» **Task instructions**
Output all of the data below exactly as given.
====== Exercise materials ======
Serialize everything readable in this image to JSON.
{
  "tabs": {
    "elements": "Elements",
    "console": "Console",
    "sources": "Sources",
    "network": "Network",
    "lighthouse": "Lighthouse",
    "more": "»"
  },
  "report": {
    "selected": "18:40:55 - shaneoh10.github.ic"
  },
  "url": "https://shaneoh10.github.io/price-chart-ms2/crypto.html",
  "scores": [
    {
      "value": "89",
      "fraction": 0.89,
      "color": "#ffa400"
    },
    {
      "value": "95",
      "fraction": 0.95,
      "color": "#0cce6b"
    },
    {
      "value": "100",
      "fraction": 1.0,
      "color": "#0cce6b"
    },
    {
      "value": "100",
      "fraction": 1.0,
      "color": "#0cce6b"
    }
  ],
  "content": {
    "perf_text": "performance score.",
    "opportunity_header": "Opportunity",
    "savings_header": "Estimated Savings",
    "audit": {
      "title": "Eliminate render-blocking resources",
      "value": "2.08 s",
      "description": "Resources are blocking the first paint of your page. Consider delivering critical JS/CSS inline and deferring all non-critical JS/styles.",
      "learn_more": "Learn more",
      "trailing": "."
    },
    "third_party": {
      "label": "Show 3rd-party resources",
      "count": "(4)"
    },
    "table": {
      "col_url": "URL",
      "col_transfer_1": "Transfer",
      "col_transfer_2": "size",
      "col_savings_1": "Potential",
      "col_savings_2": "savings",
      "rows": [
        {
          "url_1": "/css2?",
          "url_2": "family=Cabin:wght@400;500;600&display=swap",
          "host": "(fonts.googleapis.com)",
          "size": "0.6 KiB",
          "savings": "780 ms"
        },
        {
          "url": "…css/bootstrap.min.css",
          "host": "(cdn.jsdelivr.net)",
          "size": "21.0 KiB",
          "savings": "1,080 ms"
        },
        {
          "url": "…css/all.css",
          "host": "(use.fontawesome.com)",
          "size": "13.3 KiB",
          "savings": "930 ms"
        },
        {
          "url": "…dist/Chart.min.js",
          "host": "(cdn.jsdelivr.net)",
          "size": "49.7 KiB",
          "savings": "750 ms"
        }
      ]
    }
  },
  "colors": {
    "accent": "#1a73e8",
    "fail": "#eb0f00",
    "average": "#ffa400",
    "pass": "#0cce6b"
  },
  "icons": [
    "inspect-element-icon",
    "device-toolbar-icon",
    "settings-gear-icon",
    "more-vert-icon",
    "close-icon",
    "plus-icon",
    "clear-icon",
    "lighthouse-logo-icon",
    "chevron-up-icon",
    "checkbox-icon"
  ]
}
======
» **Result**
Serialize everything readable in this image to JSON.
{
  "tabs": {
    "elements": "Elements",
    "console": "Console",
    "sources": "Sources",
    "network": "Network",
    "lighthouse": "Lighthouse",
    "more": "»"
  },
  "report": {
    "selected": "18:40:55 - shaneoh10.github.ic"
  },
  "url": "https://shaneoh10.github.io/price-chart-ms2/crypto.html",
  "scores": [
    {
      "value": "89",
      "fraction": 0.89,
      "color": "#ffa400"
    },
    {
      "value": "95",
      "fraction": 0.95,
      "color": "#0cce6b"
    },
    {
      "value": "100",
      "fraction": 1.0,
      "color": "#0cce6b"
    },
    {
      "value": "100",
      "fraction": 1.0,
      "color": "#0cce6b"
    }
  ],
  "content": {
    "perf_text": "performance score.",
    "opportunity_header": "Opportunity",
    "savings_header": "Estimated Savings",
    "audit": {
      "title": "Eliminate render-blocking resources",
      "value": "2.08 s",
      "description": "Resources are blocking the first paint of your page. Consider delivering critical JS/CSS inline and deferring all non-critical JS/styles.",
      "learn_more": "Learn more",
      "trailing": "."
    },
    "third_party": {
      "label": "Show 3rd-party resources",
      "count": "(4)"
    },
    "table": {
      "col_url": "URL",
      "col_transfer_1": "Transfer",
      "col_transfer_2": "size",
      "col_savings_1": "Potential",
      "col_savings_2": "savings",
      "rows": [
        {
          "url_1": "/css2?",
          "url_2": "family=Cabin:wght@400;500;600&display=swap",
          "host": "(fonts.googleapis.com)",
          "size": "0.6 KiB",
          "savings": "780 ms"
        },
        {
          "url": "…css/bootstrap.min.css",
          "host": "(cdn.jsdelivr.net)",
          "size": "21.0 KiB",
          "savings": "1,080 ms"
        },
        {
          "url": "…css/all.css",
          "host": "(use.fontawesome.com)",
          "size": "13.3 KiB",
          "savings": "930 ms"
        },
        {
          "url": "…dist/Chart.min.js",
          "host": "(cdn.jsdelivr.net)",
          "size": "49.7 KiB",
          "savings": "750 ms"
        }
      ]
    }
  },
  "colors": {
    "accent": "#1a73e8",
    "fail": "#eb0f00",
    "average": "#ffa400",
    "pass": "#0cce6b"
  },
  "icons": [
    "inspect-element-icon",
    "device-toolbar-icon",
    "settings-gear-icon",
    "more-vert-icon",
    "close-icon",
    "plus-icon",
    "clear-icon",
    "lighthouse-logo-icon",
    "chevron-up-icon",
    "checkbox-icon"
  ]
}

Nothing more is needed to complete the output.